> **Set exercise**
Transcribe each line of the material as it is, and drop any picture.
————
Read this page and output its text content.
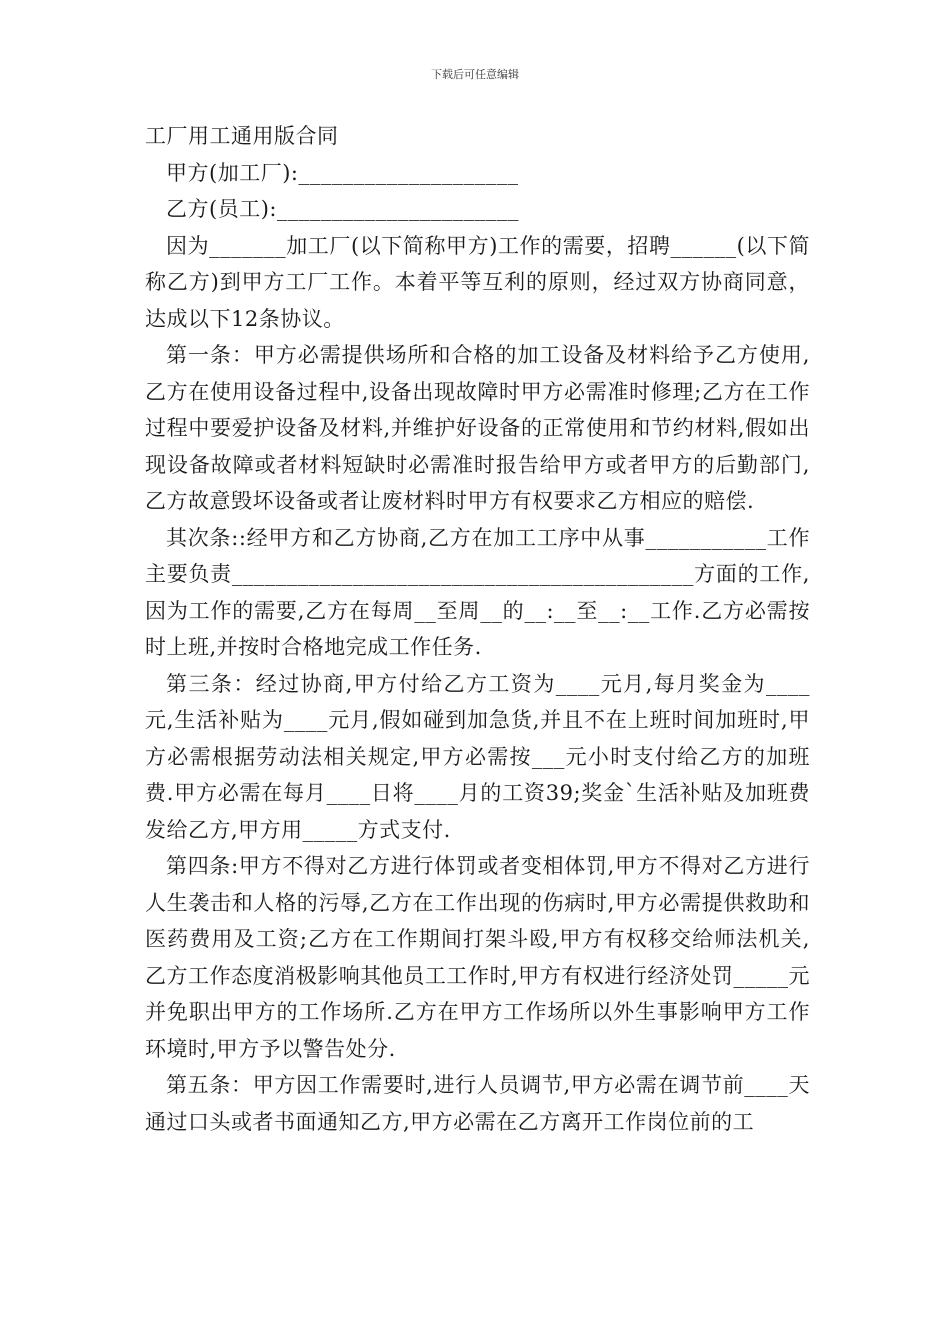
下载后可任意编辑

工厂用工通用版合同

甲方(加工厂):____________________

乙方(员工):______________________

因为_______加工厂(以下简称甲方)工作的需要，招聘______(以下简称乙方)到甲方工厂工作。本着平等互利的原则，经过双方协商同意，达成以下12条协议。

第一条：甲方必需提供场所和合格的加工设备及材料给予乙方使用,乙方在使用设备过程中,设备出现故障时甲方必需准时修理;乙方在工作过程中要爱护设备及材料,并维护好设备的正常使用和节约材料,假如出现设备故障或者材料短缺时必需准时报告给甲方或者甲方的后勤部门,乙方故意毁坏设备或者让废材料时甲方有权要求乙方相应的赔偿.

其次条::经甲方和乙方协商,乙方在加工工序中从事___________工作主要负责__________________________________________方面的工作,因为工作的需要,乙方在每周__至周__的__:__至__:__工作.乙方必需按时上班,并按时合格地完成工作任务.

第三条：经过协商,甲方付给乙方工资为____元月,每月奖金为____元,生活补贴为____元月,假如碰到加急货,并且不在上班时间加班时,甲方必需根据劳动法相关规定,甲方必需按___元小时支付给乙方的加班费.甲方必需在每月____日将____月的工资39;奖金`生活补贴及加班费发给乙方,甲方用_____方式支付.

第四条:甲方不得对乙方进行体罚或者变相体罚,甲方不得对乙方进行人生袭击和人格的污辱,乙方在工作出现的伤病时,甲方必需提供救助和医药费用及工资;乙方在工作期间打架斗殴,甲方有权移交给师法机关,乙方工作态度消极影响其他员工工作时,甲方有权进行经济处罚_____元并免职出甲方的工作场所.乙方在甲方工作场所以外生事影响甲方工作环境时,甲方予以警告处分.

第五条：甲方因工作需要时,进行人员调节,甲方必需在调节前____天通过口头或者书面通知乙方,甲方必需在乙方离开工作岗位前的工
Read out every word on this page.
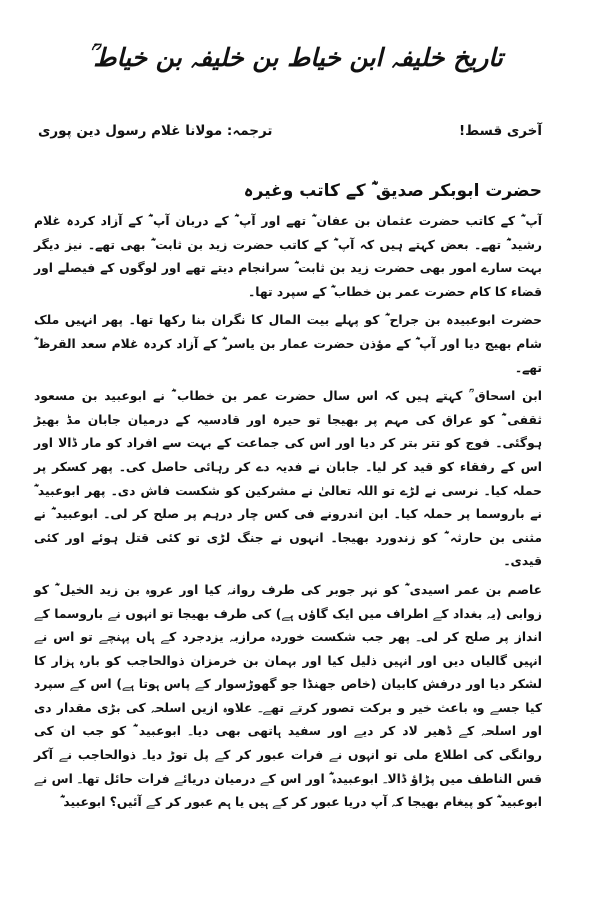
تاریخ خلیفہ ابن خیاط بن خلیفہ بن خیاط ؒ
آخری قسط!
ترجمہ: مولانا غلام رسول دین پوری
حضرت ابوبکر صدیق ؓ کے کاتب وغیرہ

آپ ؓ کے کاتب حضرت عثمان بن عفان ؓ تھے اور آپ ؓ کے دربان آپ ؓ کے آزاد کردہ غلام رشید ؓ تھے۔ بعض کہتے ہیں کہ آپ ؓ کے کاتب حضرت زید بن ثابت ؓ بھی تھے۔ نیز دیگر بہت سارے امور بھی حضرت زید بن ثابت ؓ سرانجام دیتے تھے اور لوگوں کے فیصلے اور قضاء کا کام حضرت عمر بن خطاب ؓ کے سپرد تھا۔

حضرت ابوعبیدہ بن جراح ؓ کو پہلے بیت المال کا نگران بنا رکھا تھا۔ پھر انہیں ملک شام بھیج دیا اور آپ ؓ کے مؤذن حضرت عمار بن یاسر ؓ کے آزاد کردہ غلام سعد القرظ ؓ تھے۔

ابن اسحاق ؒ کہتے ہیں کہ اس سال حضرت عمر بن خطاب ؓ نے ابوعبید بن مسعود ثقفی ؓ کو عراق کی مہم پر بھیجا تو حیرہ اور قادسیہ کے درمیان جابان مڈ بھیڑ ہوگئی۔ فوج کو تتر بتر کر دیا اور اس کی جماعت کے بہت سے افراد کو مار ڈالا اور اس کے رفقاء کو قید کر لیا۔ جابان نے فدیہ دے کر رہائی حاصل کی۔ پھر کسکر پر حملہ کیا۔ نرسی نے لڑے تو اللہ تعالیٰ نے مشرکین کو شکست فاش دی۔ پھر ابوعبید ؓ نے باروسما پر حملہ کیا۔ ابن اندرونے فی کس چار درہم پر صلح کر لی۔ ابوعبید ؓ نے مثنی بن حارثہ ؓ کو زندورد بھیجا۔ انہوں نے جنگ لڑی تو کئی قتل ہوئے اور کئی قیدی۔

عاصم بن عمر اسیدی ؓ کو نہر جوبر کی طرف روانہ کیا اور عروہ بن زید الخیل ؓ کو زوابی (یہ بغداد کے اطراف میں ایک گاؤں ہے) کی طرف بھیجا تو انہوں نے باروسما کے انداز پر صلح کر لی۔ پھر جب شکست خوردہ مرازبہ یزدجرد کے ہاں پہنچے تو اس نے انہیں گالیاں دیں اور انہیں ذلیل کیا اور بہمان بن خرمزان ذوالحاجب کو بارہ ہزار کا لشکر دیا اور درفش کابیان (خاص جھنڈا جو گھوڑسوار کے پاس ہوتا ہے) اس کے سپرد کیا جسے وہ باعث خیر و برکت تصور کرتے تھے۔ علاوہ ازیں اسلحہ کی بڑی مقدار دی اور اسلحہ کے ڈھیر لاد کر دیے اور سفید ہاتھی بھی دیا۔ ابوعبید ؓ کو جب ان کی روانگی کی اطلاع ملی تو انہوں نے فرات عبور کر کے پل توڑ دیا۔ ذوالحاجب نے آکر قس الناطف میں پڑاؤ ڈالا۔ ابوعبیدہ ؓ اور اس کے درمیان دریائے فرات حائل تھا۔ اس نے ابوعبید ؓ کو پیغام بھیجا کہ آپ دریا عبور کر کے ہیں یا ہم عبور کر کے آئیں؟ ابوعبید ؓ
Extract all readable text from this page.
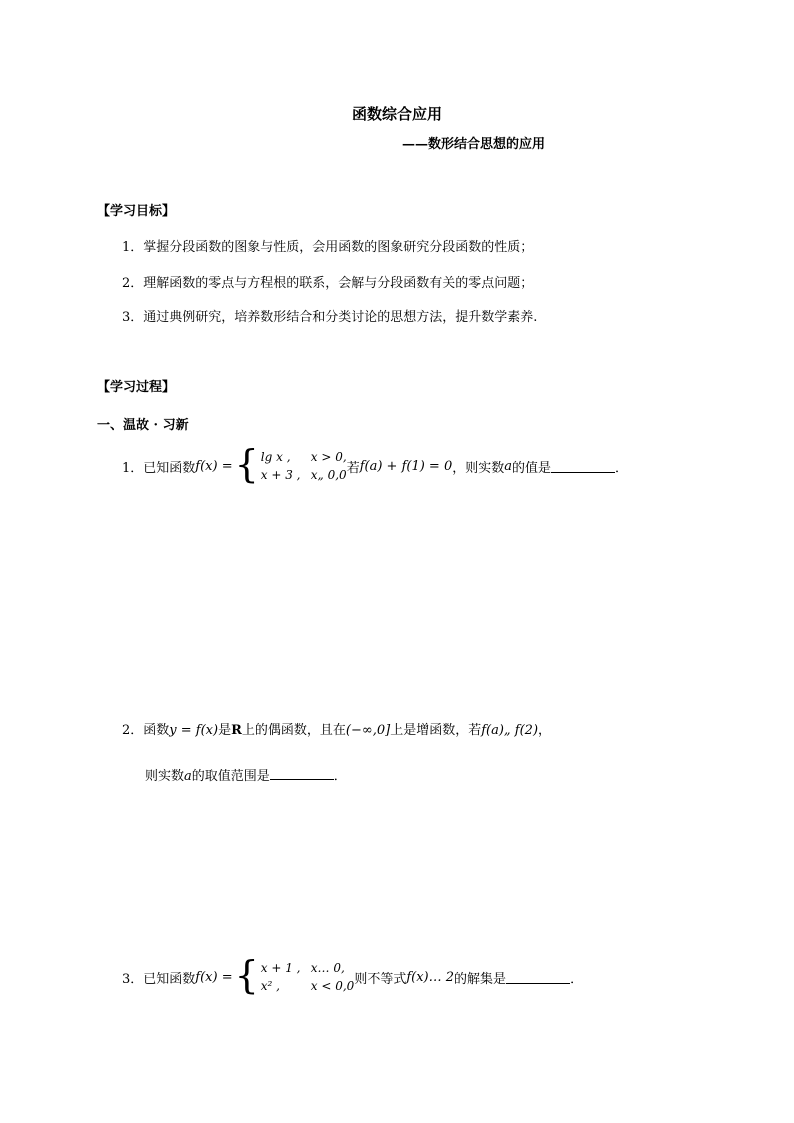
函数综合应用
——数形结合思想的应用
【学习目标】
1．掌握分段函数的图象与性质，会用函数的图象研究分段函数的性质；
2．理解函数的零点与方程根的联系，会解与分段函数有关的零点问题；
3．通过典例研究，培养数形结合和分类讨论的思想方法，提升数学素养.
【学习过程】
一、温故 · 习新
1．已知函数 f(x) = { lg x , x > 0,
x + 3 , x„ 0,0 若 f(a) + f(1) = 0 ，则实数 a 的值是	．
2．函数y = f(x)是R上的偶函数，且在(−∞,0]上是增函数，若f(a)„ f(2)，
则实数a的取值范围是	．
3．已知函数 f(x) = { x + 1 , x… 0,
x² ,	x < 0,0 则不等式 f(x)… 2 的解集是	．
————
> **Complete output**
Read this page and output its text content.
下载后可任意编辑

工厂用工通用版合同

甲方(加工厂):____________________

乙方(员工):______________________

因为_______加工厂(以下简称甲方)工作的需要，招聘______(以下简称乙方)到甲方工厂工作。本着平等互利的原则，经过双方协商同意，达成以下12条协议。

第一条：甲方必需提供场所和合格的加工设备及材料给予乙方使用,乙方在使用设备过程中,设备出现故障时甲方必需准时修理;乙方在工作过程中要爱护设备及材料,并维护好设备的正常使用和节约材料,假如出现设备故障或者材料短缺时必需准时报告给甲方或者甲方的后勤部门,乙方故意毁坏设备或者让废材料时甲方有权要求乙方相应的赔偿.

其次条::经甲方和乙方协商,乙方在加工工序中从事___________工作主要负责__________________________________________方面的工作,因为工作的需要,乙方在每周__至周__的__:__至__:__工作.乙方必需按时上班,并按时合格地完成工作任务.

第三条：经过协商,甲方付给乙方工资为____元月,每月奖金为____元,生活补贴为____元月,假如碰到加急货,并且不在上班时间加班时,甲方必需根据劳动法相关规定,甲方必需按___元小时支付给乙方的加班费.甲方必需在每月____日将____月的工资39;奖金`生活补贴及加班费发给乙方,甲方用_____方式支付.

第四条:甲方不得对乙方进行体罚或者变相体罚,甲方不得对乙方进行人生袭击和人格的污辱,乙方在工作出现的伤病时,甲方必需提供救助和医药费用及工资;乙方在工作期间打架斗殴,甲方有权移交给师法机关,乙方工作态度消极影响其他员工工作时,甲方有权进行经济处罚_____元并免职出甲方的工作场所.乙方在甲方工作场所以外生事影响甲方工作环境时,甲方予以警告处分.

第五条：甲方因工作需要时,进行人员调节,甲方必需在调节前____天通过口头或者书面通知乙方,甲方必需在乙方离开工作岗位前的工
Read out every word on this page.
تاریخ خلیفہ ابن خیاط بن خلیفہ بن خیاط ؒ
آخری قسط!
ترجمہ: مولانا غلام رسول دین پوری
حضرت ابوبکر صدیق ؓ کے کاتب وغیرہ

آپ ؓ کے کاتب حضرت عثمان بن عفان ؓ تھے اور آپ ؓ کے دربان آپ ؓ کے آزاد کردہ غلام رشید ؓ تھے۔ بعض کہتے ہیں کہ آپ ؓ کے کاتب حضرت زید بن ثابت ؓ بھی تھے۔ نیز دیگر بہت سارے امور بھی حضرت زید بن ثابت ؓ سرانجام دیتے تھے اور لوگوں کے فیصلے اور قضاء کا کام حضرت عمر بن خطاب ؓ کے سپرد تھا۔

حضرت ابوعبیدہ بن جراح ؓ کو پہلے بیت المال کا نگران بنا رکھا تھا۔ پھر انہیں ملک شام بھیج دیا اور آپ ؓ کے مؤذن حضرت عمار بن یاسر ؓ کے آزاد کردہ غلام سعد القرظ ؓ تھے۔

ابن اسحاق ؒ کہتے ہیں کہ اس سال حضرت عمر بن خطاب ؓ نے ابوعبید بن مسعود ثقفی ؓ کو عراق کی مہم پر بھیجا تو حیرہ اور قادسیہ کے درمیان جابان مڈ بھیڑ ہوگئی۔ فوج کو تتر بتر کر دیا اور اس کی جماعت کے بہت سے افراد کو مار ڈالا اور اس کے رفقاء کو قید کر لیا۔ جابان نے فدیہ دے کر رہائی حاصل کی۔ پھر کسکر پر حملہ کیا۔ نرسی نے لڑے تو اللہ تعالیٰ نے مشرکین کو شکست فاش دی۔ پھر ابوعبید ؓ نے باروسما پر حملہ کیا۔ ابن اندرونے فی کس چار درہم پر صلح کر لی۔ ابوعبید ؓ نے مثنی بن حارثہ ؓ کو زندورد بھیجا۔ انہوں نے جنگ لڑی تو کئی قتل ہوئے اور کئی قیدی۔

عاصم بن عمر اسیدی ؓ کو نہر جوبر کی طرف روانہ کیا اور عروہ بن زید الخیل ؓ کو زوابی (یہ بغداد کے اطراف میں ایک گاؤں ہے) کی طرف بھیجا تو انہوں نے باروسما کے انداز پر صلح کر لی۔ پھر جب شکست خوردہ مرازبہ یزدجرد کے ہاں پہنچے تو اس نے انہیں گالیاں دیں اور انہیں ذلیل کیا اور بہمان بن خرمزان ذوالحاجب کو بارہ ہزار کا لشکر دیا اور درفش کابیان (خاص جھنڈا جو گھوڑسوار کے پاس ہوتا ہے) اس کے سپرد کیا جسے وہ باعث خیر و برکت تصور کرتے تھے۔ علاوہ ازیں اسلحہ کی بڑی مقدار دی اور اسلحہ کے ڈھیر لاد کر دیے اور سفید ہاتھی بھی دیا۔ ابوعبید ؓ کو جب ان کی روانگی کی اطلاع ملی تو انہوں نے فرات عبور کر کے پل توڑ دیا۔ ذوالحاجب نے آکر قس الناطف میں پڑاؤ ڈالا۔ ابوعبیدہ ؓ اور اس کے درمیان دریائے فرات حائل تھا۔ اس نے ابوعبید ؓ کو پیغام بھیجا کہ آپ دریا عبور کر کے ہیں یا ہم عبور کر کے آئیں؟ ابوعبید ؓ
Extract all readable text from this page.
函数综合应用
——数形结合思想的应用
【学习目标】
1．掌握分段函数的图象与性质，会用函数的图象研究分段函数的性质；
2．理解函数的零点与方程根的联系，会解与分段函数有关的零点问题；
3．通过典例研究，培养数形结合和分类讨论的思想方法，提升数学素养.
【学习过程】
一、温故 · 习新
1．已知函数 f(x) = { lg x , x > 0,
x + 3 , x„ 0,0 若 f(a) + f(1) = 0 ，则实数 a 的值是	．
2．函数y = f(x)是R上的偶函数，且在(−∞,0]上是增函数，若f(a)„ f(2)，
则实数a的取值范围是	．
3．已知函数 f(x) = { x + 1 , x… 0,
x² ,	x < 0,0 则不等式 f(x)… 2 的解集是	．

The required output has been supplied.